In the records that follow, show each line where the word "الملكية" is present.

# [Working data]
━━━━━━━━━━━━━━━━
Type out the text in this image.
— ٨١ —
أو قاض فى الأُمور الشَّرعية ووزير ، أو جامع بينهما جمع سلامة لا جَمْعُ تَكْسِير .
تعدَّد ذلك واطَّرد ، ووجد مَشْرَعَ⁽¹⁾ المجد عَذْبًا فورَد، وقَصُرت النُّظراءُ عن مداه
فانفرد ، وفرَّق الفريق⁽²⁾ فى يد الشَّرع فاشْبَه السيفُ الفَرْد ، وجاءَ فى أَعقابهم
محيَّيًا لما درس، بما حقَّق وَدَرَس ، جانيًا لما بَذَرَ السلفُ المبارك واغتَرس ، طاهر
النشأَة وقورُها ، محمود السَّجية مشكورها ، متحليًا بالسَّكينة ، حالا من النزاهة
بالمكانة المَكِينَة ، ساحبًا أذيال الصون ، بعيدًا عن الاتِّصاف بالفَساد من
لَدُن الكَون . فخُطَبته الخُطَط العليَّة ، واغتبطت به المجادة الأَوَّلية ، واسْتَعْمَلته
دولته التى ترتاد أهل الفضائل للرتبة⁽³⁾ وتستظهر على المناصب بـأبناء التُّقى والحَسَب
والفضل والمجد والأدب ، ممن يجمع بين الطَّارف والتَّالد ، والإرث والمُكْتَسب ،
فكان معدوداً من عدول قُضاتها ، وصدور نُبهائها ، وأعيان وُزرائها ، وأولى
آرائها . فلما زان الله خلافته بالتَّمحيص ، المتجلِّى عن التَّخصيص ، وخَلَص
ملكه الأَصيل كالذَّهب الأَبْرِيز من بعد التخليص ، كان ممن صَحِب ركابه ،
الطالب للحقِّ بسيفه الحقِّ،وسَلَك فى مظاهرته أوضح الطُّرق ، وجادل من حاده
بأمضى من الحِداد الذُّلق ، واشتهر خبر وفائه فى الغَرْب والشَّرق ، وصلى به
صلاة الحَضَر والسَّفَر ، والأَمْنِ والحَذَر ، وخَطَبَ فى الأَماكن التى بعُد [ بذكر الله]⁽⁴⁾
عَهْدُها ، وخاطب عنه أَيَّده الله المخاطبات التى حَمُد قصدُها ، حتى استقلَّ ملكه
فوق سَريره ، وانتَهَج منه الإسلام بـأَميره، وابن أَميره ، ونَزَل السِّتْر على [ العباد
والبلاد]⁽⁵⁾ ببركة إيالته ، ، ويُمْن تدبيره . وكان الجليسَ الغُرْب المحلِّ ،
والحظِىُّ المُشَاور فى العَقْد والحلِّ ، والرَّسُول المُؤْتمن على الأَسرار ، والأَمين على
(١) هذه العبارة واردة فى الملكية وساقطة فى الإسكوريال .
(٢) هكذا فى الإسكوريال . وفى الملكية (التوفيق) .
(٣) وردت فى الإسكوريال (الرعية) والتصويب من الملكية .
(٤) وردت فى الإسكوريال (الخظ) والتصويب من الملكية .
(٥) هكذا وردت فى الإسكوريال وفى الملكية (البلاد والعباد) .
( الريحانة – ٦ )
━━━━━━━━━━━━━━━━
# [Written response]
(١) هذه العبارة واردة فى الملكية وساقطة فى الإسكوريال .
(٢) هكذا فى الإسكوريال . وفى الملكية (التوفيق) .
(٣) وردت فى الإسكوريال (الرعية) والتصويب من الملكية .
(٤) وردت فى الإسكوريال (الخظ) والتصويب من الملكية .
(٥) هكذا وردت فى الإسكوريال وفى الملكية (البلاد والعباد) .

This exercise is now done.